Page

- - -

Yes, you can have a fork hit with this method for different reasons and in this case the forks are your fingers  but everything depends on your stile of shooting

The important is to flip a little your hand, and if you want you can turn the pouch too.

I shoot with this style like a normal slingshot, my "fingers forks" are wider than the forks of my slingshot.

Give a try with light bands or tube and easy ammo 

Take care

Volp


----------



## gonene1

ok i made one for myself

2040 tube and home made pouch.

I looped the band much too long so it will have less power and went for some 8-11mm clay balls , also home made.

I put on my eyeglasses and went out (at 23:07 night time).

after a few shots i made a knot at the end of the loop, thus shortening the band significantly.

after a few shots with clay balls i went ahead and tried some 3/8 steel balls.

I *killed *some mango fruit right of the tree, a plastic bottle and several other inanimate objects.

so much fun.

in my mind , this setup if i make the knot or tie it shorter , could easily kill a sparrow or some other small birds even with a small clay ball, if hit from few meter range.

i was always reluctant of carrying a slingshot with me where ever i go.

but with this I'll take one with me where ever i go, wrapping it over my wrist as if it was a bracelet.

Very accurate way of aiming Volp, thanks for teaching it to us.


----------



## Volp

gonene1 said:


> ok i made one for myself
> 
> 2040 tube and home made pouch.
> 
> I looped the band much too long so it will have less power and went for some 8-11mm clay balls , also home made.
> 
> I put on my eyeglasses and went out (at 23:07 night time).
> 
> after a few shots i made a knot at the end of the loop, thus shortening the band significantly.
> 
> after a few shots with clay balls i went ahead and tried some 3/8 steel balls.
> 
> I *killed *some mango fruit right of the tree, a plastic bottle and several other inanimate objects.
> 
> so much fun.
> 
> in my mind , this setup if i make the knot or tie it shorter , could easily kill a sparrow or some other small birds even with a small clay ball, if hit from few meter range.
> 
> i was always reluctant of carrying a slingshot with me where ever i go.
> 
> but with this I'll take one with me where ever i go, wrapping it over my wrist as if it was a bracelet.
> 
> Very accurate way of aiming Volp, thanks for teaching it to us.


SUPER!!!!!  I am happy that it worked for you! great job gonene1!!

It is a nice feeling when you can hit what you want and the only thing you need is in your "hands" 

23:07pm! that is dedication!

Take care

Volp


----------



## gonene1

There should be a badge chalange


----------



## Fletch

This is so interesting. I like his idea of making the slingshot into a bracelet or something so that it's always with you. What an interesting concept....


----------



## Volp

Fletch said:


> This is so interesting. I like his idea of making the slingshot into a bracelet or something so that it's always with you. What an interesting concept....


I happy that you liked it!

Volp


----------

- - -

Exercise task A
Using the slingshot thread, decide whether each statement agrees with it: (i) gonene1 used a 2040 tube and a home made pouch; (ii) gonene1 went out to shoot during the daytime; (iii) Volp's "fingers forks" are narrower than the forks of Volp's slingshot. Answer yes or no for each, quoting the deciding words of the thread.
Exercise task B
Rewrite the stretch of entries from their start through the line containing "- article-actions: [466, 580, 698, 624]", changing "copy-icon" to "clipboard-icon" and leaving everything else unchanged.
The slingshot thread and the entries come from unrelated sources.

[Raw records]

- - -

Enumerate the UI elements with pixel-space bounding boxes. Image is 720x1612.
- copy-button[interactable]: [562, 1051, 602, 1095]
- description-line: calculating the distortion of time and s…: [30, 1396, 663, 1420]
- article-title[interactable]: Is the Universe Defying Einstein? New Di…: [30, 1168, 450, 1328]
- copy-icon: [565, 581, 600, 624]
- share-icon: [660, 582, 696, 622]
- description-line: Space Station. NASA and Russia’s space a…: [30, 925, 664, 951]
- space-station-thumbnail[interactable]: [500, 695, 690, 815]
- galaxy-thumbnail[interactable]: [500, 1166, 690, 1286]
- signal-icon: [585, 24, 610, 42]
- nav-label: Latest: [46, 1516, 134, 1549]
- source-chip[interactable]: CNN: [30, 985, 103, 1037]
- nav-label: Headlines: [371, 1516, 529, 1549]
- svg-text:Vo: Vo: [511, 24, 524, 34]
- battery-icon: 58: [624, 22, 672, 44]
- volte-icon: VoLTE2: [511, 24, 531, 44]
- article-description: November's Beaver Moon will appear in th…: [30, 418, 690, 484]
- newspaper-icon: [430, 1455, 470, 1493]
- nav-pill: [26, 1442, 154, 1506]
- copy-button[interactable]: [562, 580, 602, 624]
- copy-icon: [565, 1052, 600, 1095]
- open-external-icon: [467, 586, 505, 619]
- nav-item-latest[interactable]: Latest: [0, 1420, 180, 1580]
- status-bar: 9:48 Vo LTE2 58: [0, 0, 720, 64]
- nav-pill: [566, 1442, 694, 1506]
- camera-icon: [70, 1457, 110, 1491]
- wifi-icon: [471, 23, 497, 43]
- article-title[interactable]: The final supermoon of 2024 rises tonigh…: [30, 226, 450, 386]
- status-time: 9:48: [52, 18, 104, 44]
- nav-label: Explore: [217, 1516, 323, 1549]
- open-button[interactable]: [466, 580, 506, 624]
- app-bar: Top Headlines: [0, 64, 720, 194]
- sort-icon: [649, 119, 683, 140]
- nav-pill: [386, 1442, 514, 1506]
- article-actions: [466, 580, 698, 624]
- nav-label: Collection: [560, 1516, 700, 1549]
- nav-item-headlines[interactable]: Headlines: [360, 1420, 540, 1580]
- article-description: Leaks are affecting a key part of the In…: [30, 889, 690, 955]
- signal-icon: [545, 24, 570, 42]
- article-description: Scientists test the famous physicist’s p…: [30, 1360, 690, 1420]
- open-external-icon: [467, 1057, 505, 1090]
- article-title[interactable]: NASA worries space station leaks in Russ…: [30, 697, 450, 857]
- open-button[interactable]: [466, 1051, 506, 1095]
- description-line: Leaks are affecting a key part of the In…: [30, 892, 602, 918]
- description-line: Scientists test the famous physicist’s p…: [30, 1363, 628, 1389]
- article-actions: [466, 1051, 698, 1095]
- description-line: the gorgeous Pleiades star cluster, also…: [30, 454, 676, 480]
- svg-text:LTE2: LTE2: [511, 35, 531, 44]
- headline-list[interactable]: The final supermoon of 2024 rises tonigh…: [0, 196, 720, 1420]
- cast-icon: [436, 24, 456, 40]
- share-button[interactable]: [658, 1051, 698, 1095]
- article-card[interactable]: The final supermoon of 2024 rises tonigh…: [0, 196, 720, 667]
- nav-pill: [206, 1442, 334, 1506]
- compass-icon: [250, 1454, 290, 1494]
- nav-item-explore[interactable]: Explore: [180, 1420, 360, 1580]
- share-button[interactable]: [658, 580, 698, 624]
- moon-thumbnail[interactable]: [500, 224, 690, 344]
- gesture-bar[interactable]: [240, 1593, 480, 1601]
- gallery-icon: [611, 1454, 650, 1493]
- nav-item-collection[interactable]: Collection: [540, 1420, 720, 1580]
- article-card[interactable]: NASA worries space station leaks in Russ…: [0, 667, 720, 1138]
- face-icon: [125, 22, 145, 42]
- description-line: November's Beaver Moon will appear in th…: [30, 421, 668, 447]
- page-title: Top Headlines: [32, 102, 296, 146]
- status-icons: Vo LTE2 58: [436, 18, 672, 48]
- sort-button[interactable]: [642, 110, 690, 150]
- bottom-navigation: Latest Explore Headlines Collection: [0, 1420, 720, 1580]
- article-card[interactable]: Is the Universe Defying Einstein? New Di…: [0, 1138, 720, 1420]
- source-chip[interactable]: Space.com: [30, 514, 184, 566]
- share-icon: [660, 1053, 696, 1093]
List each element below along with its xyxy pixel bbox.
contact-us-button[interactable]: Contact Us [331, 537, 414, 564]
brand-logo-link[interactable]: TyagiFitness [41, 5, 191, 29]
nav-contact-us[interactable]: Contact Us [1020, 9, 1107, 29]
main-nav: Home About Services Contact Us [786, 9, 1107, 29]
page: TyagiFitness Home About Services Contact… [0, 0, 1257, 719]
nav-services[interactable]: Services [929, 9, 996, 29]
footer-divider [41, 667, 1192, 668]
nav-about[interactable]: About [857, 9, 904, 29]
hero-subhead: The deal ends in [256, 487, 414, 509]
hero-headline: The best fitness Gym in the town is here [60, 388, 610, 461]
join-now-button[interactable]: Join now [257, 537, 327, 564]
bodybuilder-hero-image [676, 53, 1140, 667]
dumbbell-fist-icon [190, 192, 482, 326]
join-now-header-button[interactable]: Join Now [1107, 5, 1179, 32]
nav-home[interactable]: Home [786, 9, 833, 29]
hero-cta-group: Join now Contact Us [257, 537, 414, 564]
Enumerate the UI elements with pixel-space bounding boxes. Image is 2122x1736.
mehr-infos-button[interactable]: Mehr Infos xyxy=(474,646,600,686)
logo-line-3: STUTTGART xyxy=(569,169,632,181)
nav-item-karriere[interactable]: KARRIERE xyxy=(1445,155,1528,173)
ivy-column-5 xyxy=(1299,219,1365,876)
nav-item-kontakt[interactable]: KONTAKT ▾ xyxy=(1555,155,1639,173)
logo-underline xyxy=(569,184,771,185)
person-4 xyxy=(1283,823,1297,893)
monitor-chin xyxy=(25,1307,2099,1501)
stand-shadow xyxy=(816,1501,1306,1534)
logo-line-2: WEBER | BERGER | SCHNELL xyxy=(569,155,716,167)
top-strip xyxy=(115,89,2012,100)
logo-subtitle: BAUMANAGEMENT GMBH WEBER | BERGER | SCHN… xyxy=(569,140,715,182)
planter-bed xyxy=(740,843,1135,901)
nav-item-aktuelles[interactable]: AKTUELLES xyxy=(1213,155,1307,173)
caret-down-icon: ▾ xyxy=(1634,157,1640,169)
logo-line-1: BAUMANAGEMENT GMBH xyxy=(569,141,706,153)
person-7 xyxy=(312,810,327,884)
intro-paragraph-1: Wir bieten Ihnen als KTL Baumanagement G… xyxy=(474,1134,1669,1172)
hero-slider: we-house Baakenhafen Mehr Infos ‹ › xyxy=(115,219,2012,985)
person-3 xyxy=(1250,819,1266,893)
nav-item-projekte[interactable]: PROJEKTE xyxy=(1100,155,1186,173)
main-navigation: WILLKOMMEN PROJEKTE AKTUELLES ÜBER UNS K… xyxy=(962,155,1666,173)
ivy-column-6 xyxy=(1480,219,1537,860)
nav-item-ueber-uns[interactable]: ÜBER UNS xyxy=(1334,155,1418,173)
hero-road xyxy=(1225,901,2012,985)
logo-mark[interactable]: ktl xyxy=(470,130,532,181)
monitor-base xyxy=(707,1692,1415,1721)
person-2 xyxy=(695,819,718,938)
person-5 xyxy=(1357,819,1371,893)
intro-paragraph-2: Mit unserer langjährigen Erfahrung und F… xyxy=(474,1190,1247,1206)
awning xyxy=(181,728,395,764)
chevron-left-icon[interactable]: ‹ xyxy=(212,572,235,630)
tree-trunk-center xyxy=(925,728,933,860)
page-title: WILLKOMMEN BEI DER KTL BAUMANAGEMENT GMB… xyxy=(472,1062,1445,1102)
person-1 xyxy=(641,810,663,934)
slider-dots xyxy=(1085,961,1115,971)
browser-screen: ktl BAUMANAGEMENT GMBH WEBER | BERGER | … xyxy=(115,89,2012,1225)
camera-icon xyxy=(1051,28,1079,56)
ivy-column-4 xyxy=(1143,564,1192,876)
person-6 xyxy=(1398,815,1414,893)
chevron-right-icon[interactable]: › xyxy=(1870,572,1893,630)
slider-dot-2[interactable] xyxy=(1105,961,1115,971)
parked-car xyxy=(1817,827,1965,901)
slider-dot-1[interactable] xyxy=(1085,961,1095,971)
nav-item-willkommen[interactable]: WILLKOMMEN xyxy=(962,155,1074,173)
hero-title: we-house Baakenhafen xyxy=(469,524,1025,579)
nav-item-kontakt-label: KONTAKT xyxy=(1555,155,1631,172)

- - -

Written solution A
(i) Yes: "2040 tube and home made pouch."
(ii) No: "(at 23:07 night time)"
(iii) No: "my "fingers forks" are wider than the forks of my slingshot."

Written solution B
Enumerate the UI elements with pixel-space bounding boxes. Image is 720x1612.
- copy-button[interactable]: [562, 1051, 602, 1095]
- description-line: calculating the distortion of time and s…: [30, 1396, 663, 1420]
- article-title[interactable]: Is the Universe Defying Einstein? New Di…: [30, 1168, 450, 1328]
- clipboard-icon: [565, 581, 600, 624]
- share-icon: [660, 582, 696, 622]
- description-line: Space Station. NASA and Russia’s space a…: [30, 925, 664, 951]
- space-station-thumbnail[interactable]: [500, 695, 690, 815]
- galaxy-thumbnail[interactable]: [500, 1166, 690, 1286]
- signal-icon: [585, 24, 610, 42]
- nav-label: Latest: [46, 1516, 134, 1549]
- source-chip[interactable]: CNN: [30, 985, 103, 1037]
- nav-label: Headlines: [371, 1516, 529, 1549]
- svg-text:Vo: Vo: [511, 24, 524, 34]
- battery-icon: 58: [624, 22, 672, 44]
- volte-icon: VoLTE2: [511, 24, 531, 44]
- article-description: November's Beaver Moon will appear in th…: [30, 418, 690, 484]
- newspaper-icon: [430, 1455, 470, 1493]
- nav-pill: [26, 1442, 154, 1506]
- copy-button[interactable]: [562, 580, 602, 624]
- clipboard-icon: [565, 1052, 600, 1095]
- open-external-icon: [467, 586, 505, 619]
- nav-item-latest[interactable]: Latest: [0, 1420, 180, 1580]
- status-bar: 9:48 Vo LTE2 58: [0, 0, 720, 64]
- nav-pill: [566, 1442, 694, 1506]
- camera-icon: [70, 1457, 110, 1491]
- wifi-icon: [471, 23, 497, 43]
- article-title[interactable]: The final supermoon of 2024 rises tonigh…: [30, 226, 450, 386]
- status-time: 9:48: [52, 18, 104, 44]
- nav-label: Explore: [217, 1516, 323, 1549]
- open-button[interactable]: [466, 580, 506, 624]
- app-bar: Top Headlines: [0, 64, 720, 194]
- sort-icon: [649, 119, 683, 140]
- nav-pill: [386, 1442, 514, 1506]
- article-actions: [466, 580, 698, 624]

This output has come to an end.